Given request:
Which lines hold the word "Soil"? Copy each one.

Supplied data:
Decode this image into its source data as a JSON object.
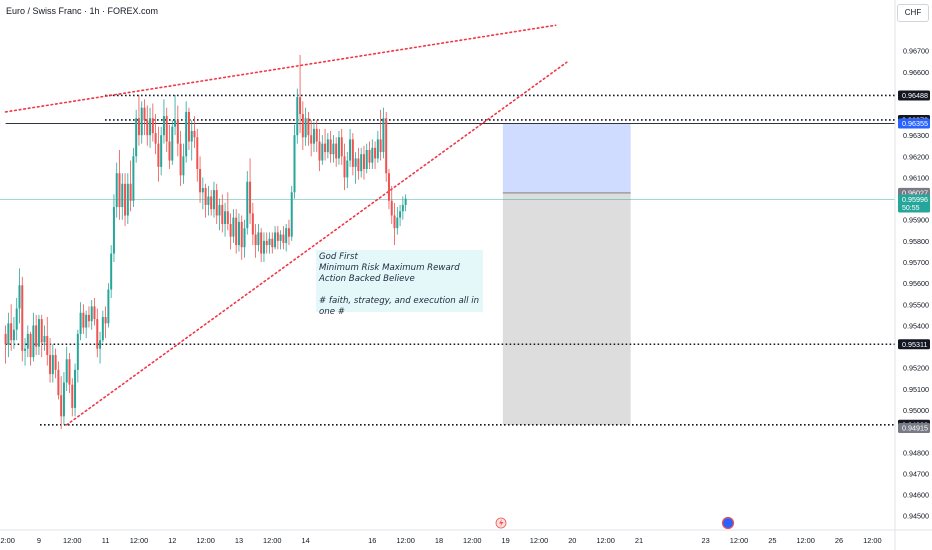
{
  "header": {
    "symbol_title": "Euro / Swiss Franc · 1h · FOREX.com",
    "currency": "CHF"
  },
  "note": {
    "lines": [
      "God First",
      "Minimum Risk Maximum Reward",
      "Action Backed Believe",
      "",
      "# faith, strategy, and execution all in",
      "one #"
    ]
  },
  "colors": {
    "bull": "#26a69a",
    "bear": "#ef5350",
    "trendline": "#f23645",
    "level_line": "#131722",
    "profit_zone": "#c7d6ff",
    "loss_zone": "#d9d9d9",
    "current_price_line": "#26a69a"
  },
  "chart_data": {
    "type": "candlestick",
    "ylim": [
      0.9443,
      0.9679
    ],
    "y_ticks": [
      "0.96700",
      "0.96600",
      "0.96300",
      "0.96200",
      "0.96100",
      "0.95900",
      "0.95800",
      "0.95700",
      "0.95600",
      "0.95500",
      "0.95400",
      "0.95200",
      "0.95100",
      "0.95000",
      "0.94800",
      "0.94700",
      "0.94600",
      "0.94500"
    ],
    "x_ticks": [
      {
        "label": "12:00",
        "bar": 0
      },
      {
        "label": "9",
        "bar": 12
      },
      {
        "label": "12:00",
        "bar": 24
      },
      {
        "label": "11",
        "bar": 36
      },
      {
        "label": "12:00",
        "bar": 48
      },
      {
        "label": "12",
        "bar": 60
      },
      {
        "label": "12:00",
        "bar": 72
      },
      {
        "label": "13",
        "bar": 84
      },
      {
        "label": "12:00",
        "bar": 96
      },
      {
        "label": "14",
        "bar": 108
      },
      {
        "label": "16",
        "bar": 132
      },
      {
        "label": "12:00",
        "bar": 144
      },
      {
        "label": "18",
        "bar": 156
      },
      {
        "label": "12:00",
        "bar": 168
      },
      {
        "label": "19",
        "bar": 180
      },
      {
        "label": "12:00",
        "bar": 192
      },
      {
        "label": "20",
        "bar": 204
      },
      {
        "label": "12:00",
        "bar": 216
      },
      {
        "label": "21",
        "bar": 228
      },
      {
        "label": "23",
        "bar": 252
      },
      {
        "label": "12:00",
        "bar": 264
      },
      {
        "label": "25",
        "bar": 276
      },
      {
        "label": "12:00",
        "bar": 288
      },
      {
        "label": "26",
        "bar": 300
      },
      {
        "label": "12:00",
        "bar": 312
      }
    ],
    "price_labels": [
      {
        "value": 0.96488,
        "label": "0.96488",
        "bg": "#131722",
        "fg": "#ffffff"
      },
      {
        "value": 0.96372,
        "label": "0.96372",
        "bg": "#131722",
        "fg": "#ffffff"
      },
      {
        "value": 0.96355,
        "label": "0.96355",
        "bg": "#2962ff",
        "fg": "#ffffff"
      },
      {
        "value": 0.96027,
        "label": "0.96027",
        "bg": "#787b86",
        "fg": "#ffffff"
      },
      {
        "value": 0.95996,
        "label": "0.95996",
        "bg": "#26a69a",
        "fg": "#ffffff",
        "sub": "50:55"
      },
      {
        "value": 0.95311,
        "label": "0.95311",
        "bg": "#131722",
        "fg": "#ffffff"
      },
      {
        "value": 0.9493,
        "label": "0.94930",
        "bg": "#131722",
        "fg": "#ffffff"
      },
      {
        "value": 0.94915,
        "label": "0.94915",
        "bg": "#787b86",
        "fg": "#ffffff"
      }
    ],
    "horizontal_levels": [
      {
        "value": 0.96488,
        "x_start_bar": 38
      },
      {
        "value": 0.96372,
        "x_start_bar": 38
      },
      {
        "value": 0.96355,
        "x_start_bar": 0,
        "solid": true
      },
      {
        "value": 0.95311,
        "x_start_bar": 0
      },
      {
        "value": 0.9493,
        "x_start_bar": 14
      }
    ],
    "trendlines": [
      {
        "from": [
          0,
          0.9641
        ],
        "to": [
          198,
          0.9682
        ]
      },
      {
        "from": [
          22,
          0.9493
        ],
        "to": [
          202,
          0.96645
        ]
      }
    ],
    "position": {
      "entry": 0.96027,
      "target": 0.96355,
      "stop": 0.9493,
      "bar_start": 179,
      "bar_end": 225
    },
    "current_price": 0.95996,
    "candles": [
      [
        0.9536,
        0.954,
        0.9522,
        0.9531
      ],
      [
        0.9531,
        0.9546,
        0.9525,
        0.9541
      ],
      [
        0.9541,
        0.955,
        0.9528,
        0.9533
      ],
      [
        0.9533,
        0.9544,
        0.9529,
        0.9538
      ],
      [
        0.9538,
        0.9553,
        0.9533,
        0.9548
      ],
      [
        0.9548,
        0.9567,
        0.9541,
        0.9559
      ],
      [
        0.9559,
        0.9563,
        0.9523,
        0.9528
      ],
      [
        0.9528,
        0.9534,
        0.9521,
        0.9529
      ],
      [
        0.9529,
        0.954,
        0.9525,
        0.9536
      ],
      [
        0.9536,
        0.9537,
        0.9521,
        0.9525
      ],
      [
        0.9525,
        0.9546,
        0.9523,
        0.954
      ],
      [
        0.954,
        0.9545,
        0.9526,
        0.953
      ],
      [
        0.953,
        0.9545,
        0.9526,
        0.9543
      ],
      [
        0.9543,
        0.9545,
        0.9525,
        0.9532
      ],
      [
        0.9532,
        0.954,
        0.9528,
        0.9535
      ],
      [
        0.9535,
        0.9544,
        0.9521,
        0.9526
      ],
      [
        0.9526,
        0.9534,
        0.9513,
        0.9517
      ],
      [
        0.9517,
        0.9531,
        0.9513,
        0.9526
      ],
      [
        0.9526,
        0.9529,
        0.9515,
        0.9519
      ],
      [
        0.9519,
        0.9523,
        0.9505,
        0.9507
      ],
      [
        0.9507,
        0.9516,
        0.9491,
        0.9497
      ],
      [
        0.9497,
        0.9518,
        0.9493,
        0.9513
      ],
      [
        0.9513,
        0.953,
        0.9509,
        0.9524
      ],
      [
        0.9524,
        0.9527,
        0.9508,
        0.9512
      ],
      [
        0.9512,
        0.9515,
        0.9497,
        0.9501
      ],
      [
        0.9501,
        0.9522,
        0.9497,
        0.9519
      ],
      [
        0.9519,
        0.9538,
        0.9513,
        0.9536
      ],
      [
        0.9536,
        0.9551,
        0.9533,
        0.9546
      ],
      [
        0.9546,
        0.955,
        0.9536,
        0.9539
      ],
      [
        0.9539,
        0.9547,
        0.9534,
        0.9545
      ],
      [
        0.9545,
        0.9549,
        0.9539,
        0.9542
      ],
      [
        0.9542,
        0.9552,
        0.9538,
        0.9549
      ],
      [
        0.9549,
        0.9553,
        0.954,
        0.9543
      ],
      [
        0.9543,
        0.9548,
        0.9525,
        0.9529
      ],
      [
        0.9529,
        0.9537,
        0.9522,
        0.9533
      ],
      [
        0.9533,
        0.9547,
        0.9532,
        0.9544
      ],
      [
        0.9544,
        0.9549,
        0.9534,
        0.9541
      ],
      [
        0.9541,
        0.956,
        0.9539,
        0.9557
      ],
      [
        0.9557,
        0.9578,
        0.9553,
        0.9574
      ],
      [
        0.9574,
        0.9602,
        0.957,
        0.9596
      ],
      [
        0.9596,
        0.9617,
        0.9591,
        0.9612
      ],
      [
        0.9612,
        0.9623,
        0.959,
        0.9596
      ],
      [
        0.9596,
        0.9612,
        0.959,
        0.9607
      ],
      [
        0.9607,
        0.9612,
        0.9587,
        0.9592
      ],
      [
        0.9592,
        0.9612,
        0.9588,
        0.9607
      ],
      [
        0.9607,
        0.9618,
        0.9594,
        0.9599
      ],
      [
        0.9599,
        0.9624,
        0.9596,
        0.962
      ],
      [
        0.962,
        0.9642,
        0.9617,
        0.9638
      ],
      [
        0.9638,
        0.9649,
        0.9625,
        0.963
      ],
      [
        0.963,
        0.9646,
        0.9626,
        0.9643
      ],
      [
        0.9643,
        0.9647,
        0.963,
        0.9637
      ],
      [
        0.9637,
        0.9644,
        0.9625,
        0.963
      ],
      [
        0.963,
        0.9643,
        0.9624,
        0.9638
      ],
      [
        0.9638,
        0.9645,
        0.9627,
        0.9631
      ],
      [
        0.9631,
        0.964,
        0.9621,
        0.9626
      ],
      [
        0.9626,
        0.9634,
        0.9608,
        0.9615
      ],
      [
        0.9615,
        0.9634,
        0.9611,
        0.963
      ],
      [
        0.963,
        0.9647,
        0.9626,
        0.9639
      ],
      [
        0.9639,
        0.9643,
        0.9622,
        0.9627
      ],
      [
        0.9627,
        0.9635,
        0.9614,
        0.9618
      ],
      [
        0.9618,
        0.9637,
        0.9616,
        0.9634
      ],
      [
        0.9634,
        0.9649,
        0.963,
        0.9637
      ],
      [
        0.9637,
        0.9644,
        0.962,
        0.9626
      ],
      [
        0.9626,
        0.9632,
        0.9606,
        0.9611
      ],
      [
        0.9611,
        0.9626,
        0.9607,
        0.962
      ],
      [
        0.962,
        0.9646,
        0.9617,
        0.9641
      ],
      [
        0.9641,
        0.9643,
        0.9623,
        0.9627
      ],
      [
        0.9627,
        0.9637,
        0.9618,
        0.9632
      ],
      [
        0.9632,
        0.9639,
        0.9624,
        0.9629
      ],
      [
        0.9629,
        0.9633,
        0.9608,
        0.9614
      ],
      [
        0.9614,
        0.962,
        0.9598,
        0.9603
      ],
      [
        0.9603,
        0.961,
        0.9595,
        0.9605
      ],
      [
        0.9605,
        0.9607,
        0.9591,
        0.9597
      ],
      [
        0.9597,
        0.9606,
        0.9592,
        0.9601
      ],
      [
        0.9601,
        0.9604,
        0.9592,
        0.9595
      ],
      [
        0.9595,
        0.9608,
        0.9591,
        0.9604
      ],
      [
        0.9604,
        0.9607,
        0.9588,
        0.9592
      ],
      [
        0.9592,
        0.96,
        0.9585,
        0.9597
      ],
      [
        0.9597,
        0.9602,
        0.9584,
        0.9588
      ],
      [
        0.9588,
        0.9598,
        0.9582,
        0.9594
      ],
      [
        0.9594,
        0.9603,
        0.9585,
        0.9588
      ],
      [
        0.9588,
        0.9593,
        0.9576,
        0.9582
      ],
      [
        0.9582,
        0.9595,
        0.9579,
        0.9591
      ],
      [
        0.9591,
        0.9595,
        0.9574,
        0.9578
      ],
      [
        0.9578,
        0.9593,
        0.9575,
        0.9589
      ],
      [
        0.9589,
        0.9592,
        0.9571,
        0.9577
      ],
      [
        0.9577,
        0.959,
        0.9572,
        0.9586
      ],
      [
        0.9586,
        0.9613,
        0.9583,
        0.9608
      ],
      [
        0.9608,
        0.9619,
        0.9588,
        0.9593
      ],
      [
        0.9593,
        0.9598,
        0.9578,
        0.9583
      ],
      [
        0.9583,
        0.9588,
        0.9572,
        0.9578
      ],
      [
        0.9578,
        0.9588,
        0.9575,
        0.9584
      ],
      [
        0.9584,
        0.9586,
        0.957,
        0.9574
      ],
      [
        0.9574,
        0.9584,
        0.957,
        0.958
      ],
      [
        0.958,
        0.9584,
        0.9574,
        0.9578
      ],
      [
        0.9578,
        0.9584,
        0.9574,
        0.9581
      ],
      [
        0.9581,
        0.9584,
        0.9574,
        0.9577
      ],
      [
        0.9577,
        0.9587,
        0.9576,
        0.9584
      ],
      [
        0.9584,
        0.9587,
        0.9576,
        0.958
      ],
      [
        0.958,
        0.9585,
        0.9576,
        0.9583
      ],
      [
        0.9583,
        0.9587,
        0.9576,
        0.9579
      ],
      [
        0.9579,
        0.9588,
        0.9575,
        0.9586
      ],
      [
        0.9586,
        0.959,
        0.9578,
        0.9582
      ],
      [
        0.9582,
        0.9606,
        0.958,
        0.9603
      ],
      [
        0.9603,
        0.9635,
        0.96,
        0.963
      ],
      [
        0.963,
        0.9652,
        0.9626,
        0.9648
      ],
      [
        0.9648,
        0.9668,
        0.9631,
        0.964
      ],
      [
        0.964,
        0.9646,
        0.9623,
        0.9629
      ],
      [
        0.9629,
        0.9643,
        0.9625,
        0.9638
      ],
      [
        0.9638,
        0.9641,
        0.9625,
        0.963
      ],
      [
        0.963,
        0.9637,
        0.962,
        0.9626
      ],
      [
        0.9626,
        0.9636,
        0.9622,
        0.9633
      ],
      [
        0.9633,
        0.9637,
        0.9622,
        0.9627
      ],
      [
        0.9627,
        0.9633,
        0.9613,
        0.9618
      ],
      [
        0.9618,
        0.963,
        0.9616,
        0.9626
      ],
      [
        0.9626,
        0.9633,
        0.9618,
        0.9622
      ],
      [
        0.9622,
        0.9631,
        0.9619,
        0.9628
      ],
      [
        0.9628,
        0.9632,
        0.9617,
        0.9621
      ],
      [
        0.9621,
        0.963,
        0.9617,
        0.9626
      ],
      [
        0.9626,
        0.9629,
        0.9615,
        0.9619
      ],
      [
        0.9619,
        0.9632,
        0.9616,
        0.9629
      ],
      [
        0.9629,
        0.9633,
        0.9616,
        0.962
      ],
      [
        0.962,
        0.9626,
        0.9604,
        0.961
      ],
      [
        0.961,
        0.9622,
        0.9605,
        0.9618
      ],
      [
        0.9618,
        0.9633,
        0.9615,
        0.9628
      ],
      [
        0.9628,
        0.9631,
        0.9611,
        0.9615
      ],
      [
        0.9615,
        0.9622,
        0.9607,
        0.9619
      ],
      [
        0.9619,
        0.9624,
        0.9609,
        0.9613
      ],
      [
        0.9613,
        0.9624,
        0.961,
        0.9621
      ],
      [
        0.9621,
        0.9625,
        0.9609,
        0.9614
      ],
      [
        0.9614,
        0.9626,
        0.9612,
        0.9623
      ],
      [
        0.9623,
        0.9627,
        0.9614,
        0.9617
      ],
      [
        0.9617,
        0.9628,
        0.9614,
        0.9624
      ],
      [
        0.9624,
        0.9627,
        0.9614,
        0.9619
      ],
      [
        0.9619,
        0.9632,
        0.9617,
        0.9628
      ],
      [
        0.9628,
        0.9642,
        0.9618,
        0.9622
      ],
      [
        0.9622,
        0.9643,
        0.9619,
        0.9638
      ],
      [
        0.9638,
        0.9641,
        0.9608,
        0.9612
      ],
      [
        0.9612,
        0.9614,
        0.9595,
        0.9599
      ],
      [
        0.9599,
        0.9606,
        0.9588,
        0.9592
      ],
      [
        0.9592,
        0.9598,
        0.9578,
        0.9586
      ],
      [
        0.9586,
        0.9596,
        0.9583,
        0.9591
      ],
      [
        0.9591,
        0.9597,
        0.9587,
        0.9594
      ],
      [
        0.9594,
        0.9601,
        0.959,
        0.9597
      ],
      [
        0.9597,
        0.9602,
        0.9594,
        0.96
      ]
    ]
  }
}
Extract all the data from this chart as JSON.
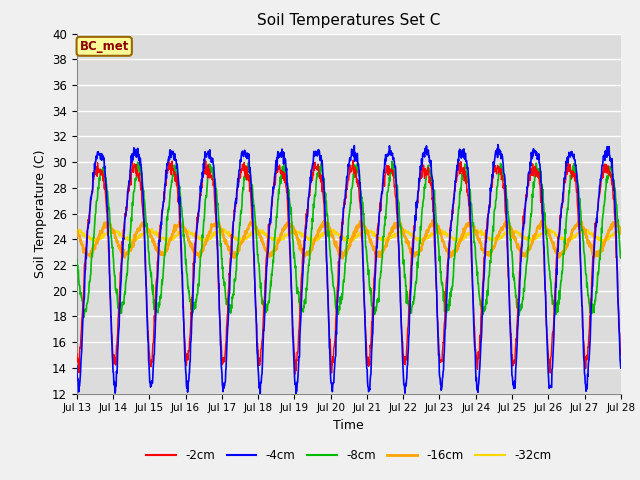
{
  "title": "Soil Temperatures Set C",
  "xlabel": "Time",
  "ylabel": "Soil Temperature (C)",
  "ylim": [
    12,
    40
  ],
  "yticks": [
    12,
    14,
    16,
    18,
    20,
    22,
    24,
    26,
    28,
    30,
    32,
    34,
    36,
    38,
    40
  ],
  "legend_label": "BC_met",
  "legend_text_color": "#8B0000",
  "legend_bg_color": "#FFFF99",
  "legend_border_color": "#996600",
  "series_colors": {
    "-2cm": "#FF0000",
    "-4cm": "#0000FF",
    "-8cm": "#00BB00",
    "-16cm": "#FFA500",
    "-32cm": "#FFD700"
  },
  "series_linewidths": {
    "-2cm": 1.0,
    "-4cm": 1.2,
    "-8cm": 1.2,
    "-16cm": 1.8,
    "-32cm": 1.5
  },
  "xtick_labels": [
    "Jul 13",
    "Jul 14",
    "Jul 15",
    "Jul 16",
    "Jul 17",
    "Jul 18",
    "Jul 19",
    "Jul 20",
    "Jul 21",
    "Jul 22",
    "Jul 23",
    "Jul 24",
    "Jul 25",
    "Jul 26",
    "Jul 27",
    "Jul 28"
  ],
  "background_color": "#DCDCDC",
  "grid_color": "#FFFFFF",
  "fig_facecolor": "#F0F0F0"
}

Written solution:
  "title": "Soil Temperatures Set C",
  "ylabel": "Soil Temperature (C)",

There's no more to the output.